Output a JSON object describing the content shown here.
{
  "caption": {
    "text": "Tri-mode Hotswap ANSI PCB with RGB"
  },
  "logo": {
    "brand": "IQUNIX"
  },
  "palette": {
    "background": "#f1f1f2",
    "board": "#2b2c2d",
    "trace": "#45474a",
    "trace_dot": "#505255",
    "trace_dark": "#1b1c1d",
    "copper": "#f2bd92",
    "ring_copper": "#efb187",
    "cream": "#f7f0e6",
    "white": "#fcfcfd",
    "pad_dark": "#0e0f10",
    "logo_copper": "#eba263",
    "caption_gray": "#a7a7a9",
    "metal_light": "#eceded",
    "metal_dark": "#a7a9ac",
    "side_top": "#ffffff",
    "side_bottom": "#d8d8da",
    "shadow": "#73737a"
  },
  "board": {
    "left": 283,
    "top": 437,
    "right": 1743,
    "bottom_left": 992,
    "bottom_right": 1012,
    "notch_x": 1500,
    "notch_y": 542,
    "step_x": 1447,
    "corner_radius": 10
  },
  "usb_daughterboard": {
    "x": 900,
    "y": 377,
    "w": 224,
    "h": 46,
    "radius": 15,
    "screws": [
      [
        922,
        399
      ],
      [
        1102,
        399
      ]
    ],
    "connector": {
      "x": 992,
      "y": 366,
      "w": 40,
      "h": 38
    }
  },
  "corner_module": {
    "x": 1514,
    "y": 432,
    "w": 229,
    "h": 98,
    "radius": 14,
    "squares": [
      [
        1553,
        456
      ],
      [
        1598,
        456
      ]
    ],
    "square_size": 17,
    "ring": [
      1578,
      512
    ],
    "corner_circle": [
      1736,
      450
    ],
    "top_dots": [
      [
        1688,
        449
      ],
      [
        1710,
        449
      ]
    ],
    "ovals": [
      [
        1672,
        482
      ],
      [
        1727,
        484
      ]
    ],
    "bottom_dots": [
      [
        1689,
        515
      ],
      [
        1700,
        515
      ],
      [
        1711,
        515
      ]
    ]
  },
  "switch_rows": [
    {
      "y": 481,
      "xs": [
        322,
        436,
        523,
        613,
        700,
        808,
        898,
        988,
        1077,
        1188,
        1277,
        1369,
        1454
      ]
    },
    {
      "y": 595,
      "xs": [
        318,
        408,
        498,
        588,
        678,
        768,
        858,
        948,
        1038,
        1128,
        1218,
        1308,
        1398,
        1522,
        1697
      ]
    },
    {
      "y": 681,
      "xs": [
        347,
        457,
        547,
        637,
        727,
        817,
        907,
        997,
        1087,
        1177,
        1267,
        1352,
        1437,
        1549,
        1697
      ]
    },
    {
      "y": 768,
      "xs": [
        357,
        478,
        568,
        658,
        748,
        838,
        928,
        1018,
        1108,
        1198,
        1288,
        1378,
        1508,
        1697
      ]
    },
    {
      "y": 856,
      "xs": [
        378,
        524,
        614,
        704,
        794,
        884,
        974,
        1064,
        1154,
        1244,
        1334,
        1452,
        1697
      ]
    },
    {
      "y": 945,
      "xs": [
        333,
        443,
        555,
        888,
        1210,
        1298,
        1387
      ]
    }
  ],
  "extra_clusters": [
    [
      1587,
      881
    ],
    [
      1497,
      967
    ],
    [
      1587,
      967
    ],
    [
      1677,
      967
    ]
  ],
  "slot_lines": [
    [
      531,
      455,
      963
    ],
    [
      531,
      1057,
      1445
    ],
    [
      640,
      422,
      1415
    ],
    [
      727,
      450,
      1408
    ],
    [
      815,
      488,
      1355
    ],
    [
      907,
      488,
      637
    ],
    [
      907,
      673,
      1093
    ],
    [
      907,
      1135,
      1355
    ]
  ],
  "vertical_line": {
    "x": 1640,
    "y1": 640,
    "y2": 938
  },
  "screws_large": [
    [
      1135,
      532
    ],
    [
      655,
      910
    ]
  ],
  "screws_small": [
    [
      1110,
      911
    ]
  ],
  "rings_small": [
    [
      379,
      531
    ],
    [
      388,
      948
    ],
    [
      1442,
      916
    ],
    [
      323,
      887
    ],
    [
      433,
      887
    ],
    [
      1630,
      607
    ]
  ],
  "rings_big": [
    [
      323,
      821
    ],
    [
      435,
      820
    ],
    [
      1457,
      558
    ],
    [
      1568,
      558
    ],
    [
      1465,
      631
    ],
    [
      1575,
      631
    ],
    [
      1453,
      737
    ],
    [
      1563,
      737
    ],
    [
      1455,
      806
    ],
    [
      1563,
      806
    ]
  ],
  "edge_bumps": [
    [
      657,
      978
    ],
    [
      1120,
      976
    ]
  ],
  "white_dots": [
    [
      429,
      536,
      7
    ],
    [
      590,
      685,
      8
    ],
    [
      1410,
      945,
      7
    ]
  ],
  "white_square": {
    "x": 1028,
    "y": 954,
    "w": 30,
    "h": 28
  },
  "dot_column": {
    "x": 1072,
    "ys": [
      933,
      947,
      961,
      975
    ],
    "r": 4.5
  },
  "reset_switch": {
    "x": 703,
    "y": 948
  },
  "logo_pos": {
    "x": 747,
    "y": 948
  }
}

+ + + +

**THE REQUEST:** Quote the data above in full, changing nothing.

**SOLUTION FOR THIS EXERCISE:**
Output a JSON object describing the content shown here.
{
  "caption": {
    "text": "Tri-mode Hotswap ANSI PCB with RGB"
  },
  "logo": {
    "brand": "IQUNIX"
  },
  "palette": {
    "background": "#f1f1f2",
    "board": "#2b2c2d",
    "trace": "#45474a",
    "trace_dot": "#505255",
    "trace_dark": "#1b1c1d",
    "copper": "#f2bd92",
    "ring_copper": "#efb187",
    "cream": "#f7f0e6",
    "white": "#fcfcfd",
    "pad_dark": "#0e0f10",
    "logo_copper": "#eba263",
    "caption_gray": "#a7a7a9",
    "metal_light": "#eceded",
    "metal_dark": "#a7a9ac",
    "side_top": "#ffffff",
    "side_bottom": "#d8d8da",
    "shadow": "#73737a"
  },
  "board": {
    "left": 283,
    "top": 437,
    "right": 1743,
    "bottom_left": 992,
    "bottom_right": 1012,
    "notch_x": 1500,
    "notch_y": 542,
    "step_x": 1447,
    "corner_radius": 10
  },
  "usb_daughterboard": {
    "x": 900,
    "y": 377,
    "w": 224,
    "h": 46,
    "radius": 15,
    "screws": [
      [
        922,
        399
      ],
      [
        1102,
        399
      ]
    ],
    "connector": {
      "x": 992,
      "y": 366,
      "w": 40,
      "h": 38
    }
  },
  "corner_module": {
    "x": 1514,
    "y": 432,
    "w": 229,
    "h": 98,
    "radius": 14,
    "squares": [
      [
        1553,
        456
      ],
      [
        1598,
        456
      ]
    ],
    "square_size": 17,
    "ring": [
      1578,
      512
    ],
    "corner_circle": [
      1736,
      450
    ],
    "top_dots": [
      [
        1688,
        449
      ],
      [
        1710,
        449
      ]
    ],
    "ovals": [
      [
        1672,
        482
      ],
      [
        1727,
        484
      ]
    ],
    "bottom_dots": [
      [
        1689,
        515
      ],
      [
        1700,
        515
      ],
      [
        1711,
        515
      ]
    ]
  },
  "switch_rows": [
    {
      "y": 481,
      "xs": [
        322,
        436,
        523,
        613,
        700,
        808,
        898,
        988,
        1077,
        1188,
        1277,
        1369,
        1454
      ]
    },
    {
      "y": 595,
      "xs": [
        318,
        408,
        498,
        588,
        678,
        768,
        858,
        948,
        1038,
        1128,
        1218,
        1308,
        1398,
        1522,
        1697
      ]
    },
    {
      "y": 681,
      "xs": [
        347,
        457,
        547,
        637,
        727,
        817,
        907,
        997,
        1087,
        1177,
        1267,
        1352,
        1437,
        1549,
        1697
      ]
    },
    {
      "y": 768,
      "xs": [
        357,
        478,
        568,
        658,
        748,
        838,
        928,
        1018,
        1108,
        1198,
        1288,
        1378,
        1508,
        1697
      ]
    },
    {
      "y": 856,
      "xs": [
        378,
        524,
        614,
        704,
        794,
        884,
        974,
        1064,
        1154,
        1244,
        1334,
        1452,
        1697
      ]
    },
    {
      "y": 945,
      "xs": [
        333,
        443,
        555,
        888,
        1210,
        1298,
        1387
      ]
    }
  ],
  "extra_clusters": [
    [
      1587,
      881
    ],
    [
      1497,
      967
    ],
    [
      1587,
      967
    ],
    [
      1677,
      967
    ]
  ],
  "slot_lines": [
    [
      531,
      455,
      963
    ],
    [
      531,
      1057,
      1445
    ],
    [
      640,
      422,
      1415
    ],
    [
      727,
      450,
      1408
    ],
    [
      815,
      488,
      1355
    ],
    [
      907,
      488,
      637
    ],
    [
      907,
      673,
      1093
    ],
    [
      907,
      1135,
      1355
    ]
  ],
  "vertical_line": {
    "x": 1640,
    "y1": 640,
    "y2": 938
  },
  "screws_large": [
    [
      1135,
      532
    ],
    [
      655,
      910
    ]
  ],
  "screws_small": [
    [
      1110,
      911
    ]
  ],
  "rings_small": [
    [
      379,
      531
    ],
    [
      388,
      948
    ],
    [
      1442,
      916
    ],
    [
      323,
      887
    ],
    [
      433,
      887
    ],
    [
      1630,
      607
    ]
  ],
  "rings_big": [
    [
      323,
      821
    ],
    [
      435,
      820
    ],
    [
      1457,
      558
    ],
    [
      1568,
      558
    ],
    [
      1465,
      631
    ],
    [
      1575,
      631
    ],
    [
      1453,
      737
    ],
    [
      1563,
      737
    ],
    [
      1455,
      806
    ],
    [
      1563,
      806
    ]
  ],
  "edge_bumps": [
    [
      657,
      978
    ],
    [
      1120,
      976
    ]
  ],
  "white_dots": [
    [
      429,
      536,
      7
    ],
    [
      590,
      685,
      8
    ],
    [
      1410,
      945,
      7
    ]
  ],
  "white_square": {
    "x": 1028,
    "y": 954,
    "w": 30,
    "h": 28
  },
  "dot_column": {
    "x": 1072,
    "ys": [
      933,
      947,
      961,
      975
    ],
    "r": 4.5
  },
  "reset_switch": {
    "x": 703,
    "y": 948
  },
  "logo_pos": {
    "x": 747,
    "y": 948
  }
}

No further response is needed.